STATED PROBLEM: Without the pictures, return all of the material exactly as written.

(Dataset records)
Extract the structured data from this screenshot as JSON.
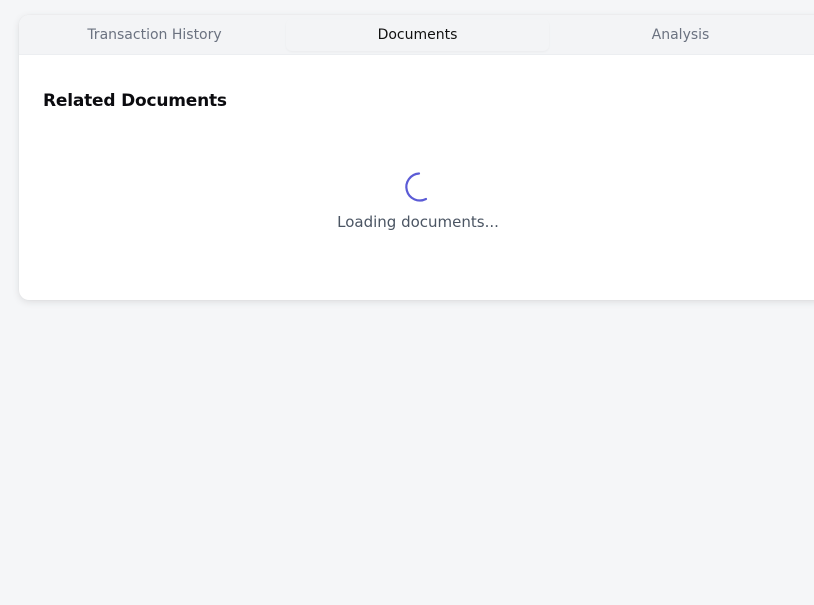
{
  "tabs": [
    {
      "label": "Transaction History",
      "active": false
    },
    {
      "label": "Documents",
      "active": true
    },
    {
      "label": "Analysis",
      "active": false
    }
  ],
  "section": {
    "title": "Related Documents"
  },
  "loading": {
    "text": "Loading documents...",
    "spinner_icon": "spinner-icon",
    "accent_color": "#5b5bd6"
  }
}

ANSWER TO THE EXERCISE:
Extract the structured data from this screenshot as JSON.
{
  "tabs": [
    {
      "label": "Transaction History",
      "active": false
    },
    {
      "label": "Documents",
      "active": true
    },
    {
      "label": "Analysis",
      "active": false
    }
  ],
  "section": {
    "title": "Related Documents"
  },
  "loading": {
    "text": "Loading documents...",
    "spinner_icon": "spinner-icon",
    "accent_color": "#5b5bd6"
  }
}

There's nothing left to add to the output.